**WHAT IS REQUIRED**: The records underneath are to be repeated exactly, with the pictures left out.

**EXERCISE MATERIALS**:
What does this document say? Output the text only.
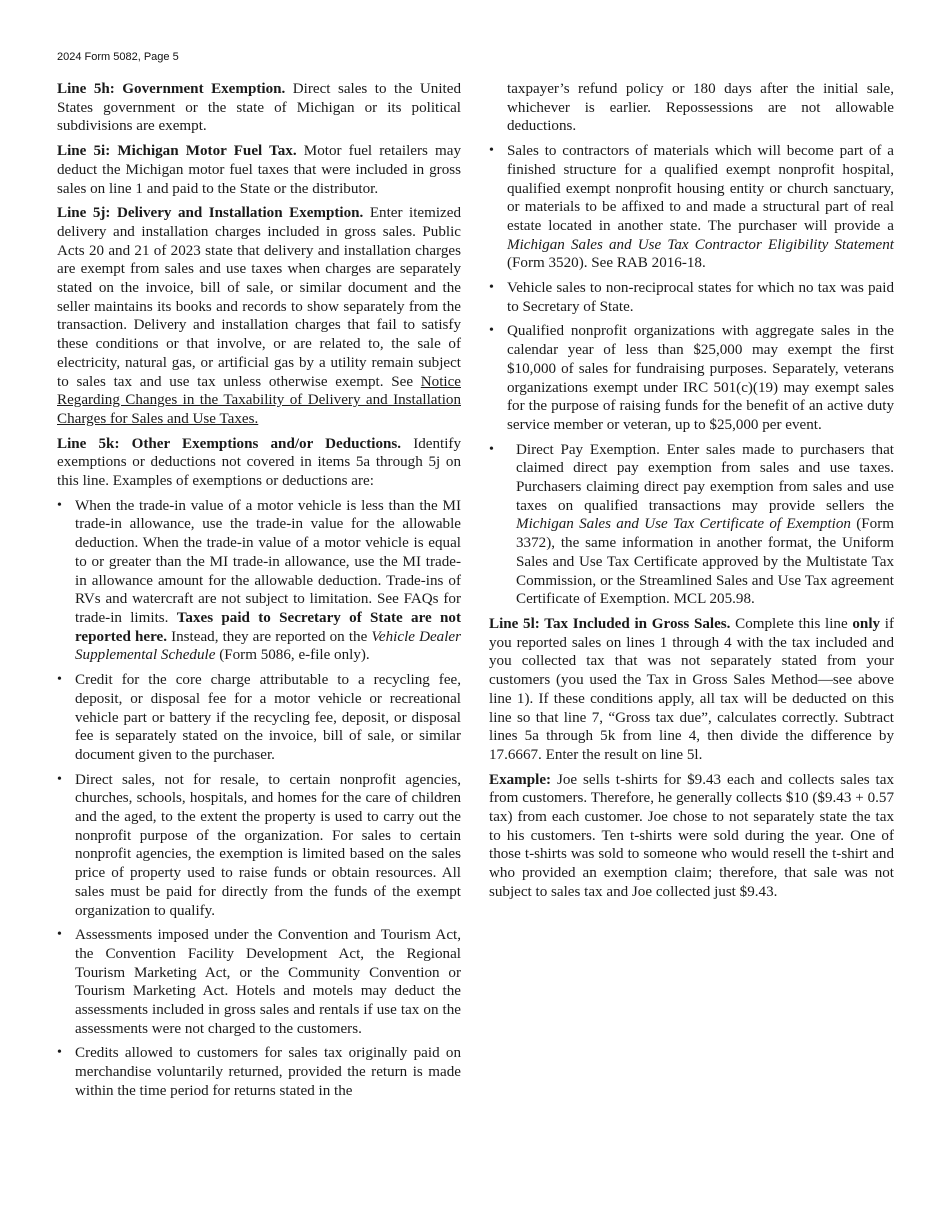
2024 Form 5082, Page 5

Line 5h: Government Exemption. Direct sales to the United States government or the state of Michigan or its political subdivisions are exempt.

Line 5i: Michigan Motor Fuel Tax. Motor fuel retailers may deduct the Michigan motor fuel taxes that were included in gross sales on line 1 and paid to the State or the distributor.

Line 5j: Delivery and Installation Exemption. Enter itemized delivery and installation charges included in gross sales. Public Acts 20 and 21 of 2023 state that delivery and installation charges are exempt from sales and use taxes when charges are separately stated on the invoice, bill of sale, or similar document and the seller maintains its books and records to show separately from the transaction. Delivery and installation charges that fail to satisfy these conditions or that involve, or are related to, the sale of electricity, natural gas, or artificial gas by a utility remain subject to sales tax and use tax unless otherwise exempt. See Notice Regarding Changes in the Taxability of Delivery and Installation Charges for Sales and Use Taxes.

Line 5k: Other Exemptions and/or Deductions. Identify exemptions or deductions not covered in items 5a through 5j on this line. Examples of exemptions or deductions are:

• When the trade-in value of a motor vehicle is less than the MI trade-in allowance, use the trade-in value for the allowable deduction. When the trade-in value of a motor vehicle is equal to or greater than the MI trade-in allowance, use the MI trade-in allowance amount for the allowable deduction. Trade-ins of RVs and watercraft are not subject to limitation. See FAQs for trade-in limits. Taxes paid to Secretary of State are not reported here. Instead, they are reported on the Vehicle Dealer Supplemental Schedule (Form 5086, e-file only).
• Credit for the core charge attributable to a recycling fee, deposit, or disposal fee for a motor vehicle or recreational vehicle part or battery if the recycling fee, deposit, or disposal fee is separately stated on the invoice, bill of sale, or similar document given to the purchaser.
• Direct sales, not for resale, to certain nonprofit agencies, churches, schools, hospitals, and homes for the care of children and the aged, to the extent the property is used to carry out the nonprofit purpose of the organization. For sales to certain nonprofit agencies, the exemption is limited based on the sales price of property used to raise funds or obtain resources. All sales must be paid for directly from the funds of the exempt organization to qualify.
• Assessments imposed under the Convention and Tourism Act, the Convention Facility Development Act, the Regional Tourism Marketing Act, or the Community Convention or Tourism Marketing Act. Hotels and motels may deduct the assessments included in gross sales and rentals if use tax on the assessments were not charged to the customers.
• Credits allowed to customers for sales tax originally paid on merchandise voluntarily returned, provided the return is made within the time period for returns stated in the
taxpayer’s refund policy or 180 days after the initial sale, whichever is earlier. Repossessions are not allowable deductions.
• Sales to contractors of materials which will become part of a finished structure for a qualified exempt nonprofit hospital, qualified exempt nonprofit housing entity or church sanctuary, or materials to be affixed to and made a structural part of real estate located in another state. The purchaser will provide a Michigan Sales and Use Tax Contractor Eligibility Statement (Form 3520). See RAB 2016-18.
• Vehicle sales to non-reciprocal states for which no tax was paid to Secretary of State.
• Qualified nonprofit organizations with aggregate sales in the calendar year of less than $25,000 may exempt the first $10,000 of sales for fundraising purposes. Separately, veterans organizations exempt under IRC 501(c)(19) may exempt sales for the purpose of raising funds for the benefit of an active duty service member or veteran, up to $25,000 per event.
• Direct Pay Exemption. Enter sales made to purchasers that claimed direct pay exemption from sales and use taxes. Purchasers claiming direct pay exemption from sales and use taxes on qualified transactions may provide sellers the Michigan Sales and Use Tax Certificate of Exemption (Form 3372), the same information in another format, the Uniform Sales and Use Tax Certificate approved by the Multistate Tax Commission, or the Streamlined Sales and Use Tax agreement Certificate of Exemption. MCL 205.98.

Line 5l: Tax Included in Gross Sales. Complete this line only if you reported sales on lines 1 through 4 with the tax included and you collected tax that was not separately stated from your customers (you used the Tax in Gross Sales Method—see above line 1). If these conditions apply, all tax will be deducted on this line so that line 7, “Gross tax due”, calculates correctly. Subtract lines 5a through 5k from line 4, then divide the difference by 17.6667. Enter the result on line 5l.

Example: Joe sells t-shirts for $9.43 each and collects sales tax from customers. Therefore, he generally collects $10 ($9.43 + 0.57 tax) from each customer. Joe chose to not separately state the tax to his customers. Ten t-shirts were sold during the year. One of those t-shirts was sold to someone who would resell the t-shirt and who provided an exemption claim; therefore, that sale was not subject to sales tax and Joe collected just $9.43.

**PROBLEM SOLUTION**:
What does this document say? Output the text only.
2024 Form 5082, Page 5

Line 5h: Government Exemption. Direct sales to the United States government or the state of Michigan or its political subdivisions are exempt.

Line 5i: Michigan Motor Fuel Tax. Motor fuel retailers may deduct the Michigan motor fuel taxes that were included in gross sales on line 1 and paid to the State or the distributor.

Line 5j: Delivery and Installation Exemption. Enter itemized delivery and installation charges included in gross sales. Public Acts 20 and 21 of 2023 state that delivery and installation charges are exempt from sales and use taxes when charges are separately stated on the invoice, bill of sale, or similar document and the seller maintains its books and records to show separately from the transaction. Delivery and installation charges that fail to satisfy these conditions or that involve, or are related to, the sale of electricity, natural gas, or artificial gas by a utility remain subject to sales tax and use tax unless otherwise exempt. See Notice Regarding Changes in the Taxability of Delivery and Installation Charges for Sales and Use Taxes.

Line 5k: Other Exemptions and/or Deductions. Identify exemptions or deductions not covered in items 5a through 5j on this line. Examples of exemptions or deductions are:

• When the trade-in value of a motor vehicle is less than the MI trade-in allowance, use the trade-in value for the allowable deduction. When the trade-in value of a motor vehicle is equal to or greater than the MI trade-in allowance, use the MI trade-in allowance amount for the allowable deduction. Trade-ins of RVs and watercraft are not subject to limitation. See FAQs for trade-in limits. Taxes paid to Secretary of State are not reported here. Instead, they are reported on the Vehicle Dealer Supplemental Schedule (Form 5086, e-file only).
• Credit for the core charge attributable to a recycling fee, deposit, or disposal fee for a motor vehicle or recreational vehicle part or battery if the recycling fee, deposit, or disposal fee is separately stated on the invoice, bill of sale, or similar document given to the purchaser.
• Direct sales, not for resale, to certain nonprofit agencies, churches, schools, hospitals, and homes for the care of children and the aged, to the extent the property is used to carry out the nonprofit purpose of the organization. For sales to certain nonprofit agencies, the exemption is limited based on the sales price of property used to raise funds or obtain resources. All sales must be paid for directly from the funds of the exempt organization to qualify.
• Assessments imposed under the Convention and Tourism Act, the Convention Facility Development Act, the Regional Tourism Marketing Act, or the Community Convention or Tourism Marketing Act. Hotels and motels may deduct the assessments included in gross sales and rentals if use tax on the assessments were not charged to the customers.
• Credits allowed to customers for sales tax originally paid on merchandise voluntarily returned, provided the return is made within the time period for returns stated in the
taxpayer’s refund policy or 180 days after the initial sale, whichever is earlier. Repossessions are not allowable deductions.
• Sales to contractors of materials which will become part of a finished structure for a qualified exempt nonprofit hospital, qualified exempt nonprofit housing entity or church sanctuary, or materials to be affixed to and made a structural part of real estate located in another state. The purchaser will provide a Michigan Sales and Use Tax Contractor Eligibility Statement (Form 3520). See RAB 2016-18.
• Vehicle sales to non-reciprocal states for which no tax was paid to Secretary of State.
• Qualified nonprofit organizations with aggregate sales in the calendar year of less than $25,000 may exempt the first $10,000 of sales for fundraising purposes. Separately, veterans organizations exempt under IRC 501(c)(19) may exempt sales for the purpose of raising funds for the benefit of an active duty service member or veteran, up to $25,000 per event.
• Direct Pay Exemption. Enter sales made to purchasers that claimed direct pay exemption from sales and use taxes. Purchasers claiming direct pay exemption from sales and use taxes on qualified transactions may provide sellers the Michigan Sales and Use Tax Certificate of Exemption (Form 3372), the same information in another format, the Uniform Sales and Use Tax Certificate approved by the Multistate Tax Commission, or the Streamlined Sales and Use Tax agreement Certificate of Exemption. MCL 205.98.

Line 5l: Tax Included in Gross Sales. Complete this line only if you reported sales on lines 1 through 4 with the tax included and you collected tax that was not separately stated from your customers (you used the Tax in Gross Sales Method—see above line 1). If these conditions apply, all tax will be deducted on this line so that line 7, “Gross tax due”, calculates correctly. Subtract lines 5a through 5k from line 4, then divide the difference by 17.6667. Enter the result on line 5l.

Example: Joe sells t-shirts for $9.43 each and collects sales tax from customers. Therefore, he generally collects $10 ($9.43 + 0.57 tax) from each customer. Joe chose to not separately state the tax to his customers. Ten t-shirts were sold during the year. One of those t-shirts was sold to someone who would resell the t-shirt and who provided an exemption claim; therefore, that sale was not subject to sales tax and Joe collected just $9.43.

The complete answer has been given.